----- THE DATA -----

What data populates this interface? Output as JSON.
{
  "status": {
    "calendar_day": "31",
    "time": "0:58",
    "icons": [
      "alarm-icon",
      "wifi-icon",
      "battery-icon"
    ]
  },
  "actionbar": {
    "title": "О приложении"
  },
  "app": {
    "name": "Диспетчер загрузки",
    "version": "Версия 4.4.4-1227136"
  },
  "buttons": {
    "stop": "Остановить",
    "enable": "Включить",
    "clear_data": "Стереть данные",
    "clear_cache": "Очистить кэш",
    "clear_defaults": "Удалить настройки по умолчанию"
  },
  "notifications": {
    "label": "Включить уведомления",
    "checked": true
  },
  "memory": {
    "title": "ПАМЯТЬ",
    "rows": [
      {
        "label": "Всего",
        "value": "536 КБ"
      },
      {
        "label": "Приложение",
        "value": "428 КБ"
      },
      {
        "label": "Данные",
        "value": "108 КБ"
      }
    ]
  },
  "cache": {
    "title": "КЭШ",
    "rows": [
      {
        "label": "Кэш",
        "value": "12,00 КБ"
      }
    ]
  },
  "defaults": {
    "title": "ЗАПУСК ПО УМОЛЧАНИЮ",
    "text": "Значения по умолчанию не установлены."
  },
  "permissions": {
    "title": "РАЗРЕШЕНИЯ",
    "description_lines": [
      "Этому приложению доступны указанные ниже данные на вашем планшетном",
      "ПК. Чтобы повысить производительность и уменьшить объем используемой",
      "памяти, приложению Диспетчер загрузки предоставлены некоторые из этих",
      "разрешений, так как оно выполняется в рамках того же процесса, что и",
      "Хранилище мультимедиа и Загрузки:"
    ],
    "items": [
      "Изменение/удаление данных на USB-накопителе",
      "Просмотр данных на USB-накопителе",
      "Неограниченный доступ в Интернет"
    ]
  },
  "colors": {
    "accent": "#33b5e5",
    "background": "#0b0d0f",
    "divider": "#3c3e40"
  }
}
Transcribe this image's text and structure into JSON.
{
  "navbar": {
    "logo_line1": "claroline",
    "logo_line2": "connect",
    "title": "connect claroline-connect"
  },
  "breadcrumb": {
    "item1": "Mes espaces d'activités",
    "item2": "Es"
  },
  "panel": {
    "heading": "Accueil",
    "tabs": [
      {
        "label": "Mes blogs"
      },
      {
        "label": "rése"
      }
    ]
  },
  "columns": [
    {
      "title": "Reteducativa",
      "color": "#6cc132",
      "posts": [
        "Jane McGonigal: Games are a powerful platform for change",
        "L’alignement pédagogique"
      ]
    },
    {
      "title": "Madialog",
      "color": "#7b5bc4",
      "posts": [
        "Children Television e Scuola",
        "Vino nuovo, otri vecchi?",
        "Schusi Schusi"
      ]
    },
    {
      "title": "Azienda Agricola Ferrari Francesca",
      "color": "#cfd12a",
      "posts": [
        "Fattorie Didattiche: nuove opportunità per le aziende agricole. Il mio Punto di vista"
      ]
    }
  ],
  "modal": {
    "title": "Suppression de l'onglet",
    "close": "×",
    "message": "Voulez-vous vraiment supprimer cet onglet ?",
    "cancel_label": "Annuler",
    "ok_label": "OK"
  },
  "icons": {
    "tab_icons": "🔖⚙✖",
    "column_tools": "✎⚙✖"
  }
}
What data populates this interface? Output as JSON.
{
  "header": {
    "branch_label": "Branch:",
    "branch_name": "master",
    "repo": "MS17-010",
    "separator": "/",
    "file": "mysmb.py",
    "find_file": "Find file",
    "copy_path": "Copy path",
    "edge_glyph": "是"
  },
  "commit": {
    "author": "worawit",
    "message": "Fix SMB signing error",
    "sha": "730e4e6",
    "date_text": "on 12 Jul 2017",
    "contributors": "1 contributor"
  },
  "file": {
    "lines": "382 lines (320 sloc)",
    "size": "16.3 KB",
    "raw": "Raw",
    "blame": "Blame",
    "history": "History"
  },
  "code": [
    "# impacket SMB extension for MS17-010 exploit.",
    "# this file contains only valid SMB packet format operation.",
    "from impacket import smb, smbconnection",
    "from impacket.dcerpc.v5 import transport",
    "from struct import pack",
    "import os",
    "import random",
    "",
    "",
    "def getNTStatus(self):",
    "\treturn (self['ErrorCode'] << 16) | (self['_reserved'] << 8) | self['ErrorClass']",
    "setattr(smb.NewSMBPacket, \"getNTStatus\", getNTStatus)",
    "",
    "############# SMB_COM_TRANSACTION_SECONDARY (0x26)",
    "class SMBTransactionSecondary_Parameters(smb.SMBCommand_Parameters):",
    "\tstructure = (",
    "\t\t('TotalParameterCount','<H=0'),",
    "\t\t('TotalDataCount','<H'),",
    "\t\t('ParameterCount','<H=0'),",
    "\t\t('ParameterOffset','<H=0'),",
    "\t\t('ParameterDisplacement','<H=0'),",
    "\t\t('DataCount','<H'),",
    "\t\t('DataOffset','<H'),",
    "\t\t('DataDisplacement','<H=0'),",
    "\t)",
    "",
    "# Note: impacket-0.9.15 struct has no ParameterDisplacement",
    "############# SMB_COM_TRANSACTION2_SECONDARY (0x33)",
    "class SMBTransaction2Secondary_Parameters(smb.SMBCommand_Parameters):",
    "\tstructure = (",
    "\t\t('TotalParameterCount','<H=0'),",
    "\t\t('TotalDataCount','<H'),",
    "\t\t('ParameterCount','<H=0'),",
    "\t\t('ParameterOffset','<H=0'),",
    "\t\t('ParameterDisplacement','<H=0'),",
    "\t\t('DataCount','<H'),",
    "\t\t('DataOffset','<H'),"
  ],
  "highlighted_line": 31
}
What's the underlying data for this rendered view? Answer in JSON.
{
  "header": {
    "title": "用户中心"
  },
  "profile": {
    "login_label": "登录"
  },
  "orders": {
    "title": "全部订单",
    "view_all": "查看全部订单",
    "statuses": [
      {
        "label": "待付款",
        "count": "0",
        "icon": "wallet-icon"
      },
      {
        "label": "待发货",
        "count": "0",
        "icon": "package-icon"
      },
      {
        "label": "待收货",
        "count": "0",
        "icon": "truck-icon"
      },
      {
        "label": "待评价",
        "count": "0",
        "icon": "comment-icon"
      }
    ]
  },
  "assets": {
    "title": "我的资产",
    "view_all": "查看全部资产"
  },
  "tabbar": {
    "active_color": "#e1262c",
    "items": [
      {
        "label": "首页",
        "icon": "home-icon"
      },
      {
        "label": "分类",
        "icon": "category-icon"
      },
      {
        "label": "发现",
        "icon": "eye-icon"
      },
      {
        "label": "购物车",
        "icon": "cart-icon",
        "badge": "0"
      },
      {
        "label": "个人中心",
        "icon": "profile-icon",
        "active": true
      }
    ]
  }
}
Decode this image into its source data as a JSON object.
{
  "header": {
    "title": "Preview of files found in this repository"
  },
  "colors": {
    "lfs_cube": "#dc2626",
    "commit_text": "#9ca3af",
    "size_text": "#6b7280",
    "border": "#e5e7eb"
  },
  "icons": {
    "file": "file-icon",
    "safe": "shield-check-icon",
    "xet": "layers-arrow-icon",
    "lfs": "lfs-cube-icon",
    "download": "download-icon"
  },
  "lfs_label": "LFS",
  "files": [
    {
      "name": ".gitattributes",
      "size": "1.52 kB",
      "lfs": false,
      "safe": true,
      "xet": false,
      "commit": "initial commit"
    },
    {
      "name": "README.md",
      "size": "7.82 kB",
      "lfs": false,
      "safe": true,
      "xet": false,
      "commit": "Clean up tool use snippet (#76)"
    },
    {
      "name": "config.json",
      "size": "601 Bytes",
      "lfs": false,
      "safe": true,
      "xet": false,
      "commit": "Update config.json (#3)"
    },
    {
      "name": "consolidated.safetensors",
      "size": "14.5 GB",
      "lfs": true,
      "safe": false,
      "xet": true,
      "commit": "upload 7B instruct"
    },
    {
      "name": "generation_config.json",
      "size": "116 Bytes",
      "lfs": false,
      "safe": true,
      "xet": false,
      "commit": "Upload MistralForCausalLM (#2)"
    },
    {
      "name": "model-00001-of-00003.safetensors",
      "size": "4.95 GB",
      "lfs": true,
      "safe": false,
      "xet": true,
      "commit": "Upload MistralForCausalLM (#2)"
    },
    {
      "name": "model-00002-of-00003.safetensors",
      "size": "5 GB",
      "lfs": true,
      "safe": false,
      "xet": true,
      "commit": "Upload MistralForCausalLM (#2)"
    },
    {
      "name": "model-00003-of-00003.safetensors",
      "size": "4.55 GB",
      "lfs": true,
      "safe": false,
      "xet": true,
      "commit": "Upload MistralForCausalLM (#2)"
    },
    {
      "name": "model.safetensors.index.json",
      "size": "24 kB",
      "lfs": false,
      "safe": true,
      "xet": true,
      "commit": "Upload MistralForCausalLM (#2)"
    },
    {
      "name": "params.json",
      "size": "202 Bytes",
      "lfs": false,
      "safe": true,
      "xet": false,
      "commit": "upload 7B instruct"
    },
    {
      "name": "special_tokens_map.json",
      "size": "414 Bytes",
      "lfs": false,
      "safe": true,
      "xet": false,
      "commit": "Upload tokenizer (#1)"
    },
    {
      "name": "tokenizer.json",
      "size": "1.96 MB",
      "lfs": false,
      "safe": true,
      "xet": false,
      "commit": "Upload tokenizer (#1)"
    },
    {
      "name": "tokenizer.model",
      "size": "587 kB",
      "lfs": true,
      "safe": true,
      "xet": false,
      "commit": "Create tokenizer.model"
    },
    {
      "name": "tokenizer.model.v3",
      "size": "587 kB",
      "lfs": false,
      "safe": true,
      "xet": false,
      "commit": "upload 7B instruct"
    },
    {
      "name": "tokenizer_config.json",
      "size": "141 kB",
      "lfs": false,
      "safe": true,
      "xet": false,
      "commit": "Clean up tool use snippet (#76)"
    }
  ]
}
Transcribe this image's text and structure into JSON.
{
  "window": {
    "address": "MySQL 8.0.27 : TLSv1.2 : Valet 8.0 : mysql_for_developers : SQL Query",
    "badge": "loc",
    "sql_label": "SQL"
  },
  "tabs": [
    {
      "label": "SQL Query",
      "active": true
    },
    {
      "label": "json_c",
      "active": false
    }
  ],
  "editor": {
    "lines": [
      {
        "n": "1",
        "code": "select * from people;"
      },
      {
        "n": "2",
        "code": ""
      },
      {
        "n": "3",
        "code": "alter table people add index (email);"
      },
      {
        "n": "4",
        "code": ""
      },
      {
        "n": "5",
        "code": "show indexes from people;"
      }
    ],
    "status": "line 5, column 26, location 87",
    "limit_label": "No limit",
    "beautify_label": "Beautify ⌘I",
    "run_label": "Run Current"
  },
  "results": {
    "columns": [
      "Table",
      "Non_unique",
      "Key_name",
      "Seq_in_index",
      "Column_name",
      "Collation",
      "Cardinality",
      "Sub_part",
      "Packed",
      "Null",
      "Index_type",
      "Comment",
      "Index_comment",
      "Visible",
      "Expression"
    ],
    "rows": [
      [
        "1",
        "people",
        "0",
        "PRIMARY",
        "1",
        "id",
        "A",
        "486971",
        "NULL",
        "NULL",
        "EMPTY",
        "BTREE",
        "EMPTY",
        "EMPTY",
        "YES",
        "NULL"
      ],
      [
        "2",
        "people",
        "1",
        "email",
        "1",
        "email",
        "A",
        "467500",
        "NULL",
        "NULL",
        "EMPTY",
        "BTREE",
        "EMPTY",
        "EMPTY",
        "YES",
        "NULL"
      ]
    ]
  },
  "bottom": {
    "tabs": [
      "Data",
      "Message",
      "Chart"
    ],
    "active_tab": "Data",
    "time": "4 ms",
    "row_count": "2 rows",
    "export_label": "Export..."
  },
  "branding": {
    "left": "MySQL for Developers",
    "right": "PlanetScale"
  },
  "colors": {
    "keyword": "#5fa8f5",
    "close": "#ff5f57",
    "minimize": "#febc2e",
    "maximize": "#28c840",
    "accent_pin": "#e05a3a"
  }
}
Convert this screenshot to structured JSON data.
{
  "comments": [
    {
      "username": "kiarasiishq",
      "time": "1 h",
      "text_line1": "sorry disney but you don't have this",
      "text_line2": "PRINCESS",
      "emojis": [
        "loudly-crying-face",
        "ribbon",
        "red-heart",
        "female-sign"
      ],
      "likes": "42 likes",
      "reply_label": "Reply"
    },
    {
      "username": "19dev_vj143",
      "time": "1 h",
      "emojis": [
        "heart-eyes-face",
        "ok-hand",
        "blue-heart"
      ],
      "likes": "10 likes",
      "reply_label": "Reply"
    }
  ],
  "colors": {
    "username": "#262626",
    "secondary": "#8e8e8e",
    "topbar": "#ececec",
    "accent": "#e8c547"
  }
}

-----

DIRECTIONS FOR THIS TASK: Within the data above, pick out all lines holding the word "getNTStatus".

RESPONSE:
    "def getNTStatus(self):",
    "setattr(smb.NewSMBPacket, \"getNTStatus\", getNTStatus)",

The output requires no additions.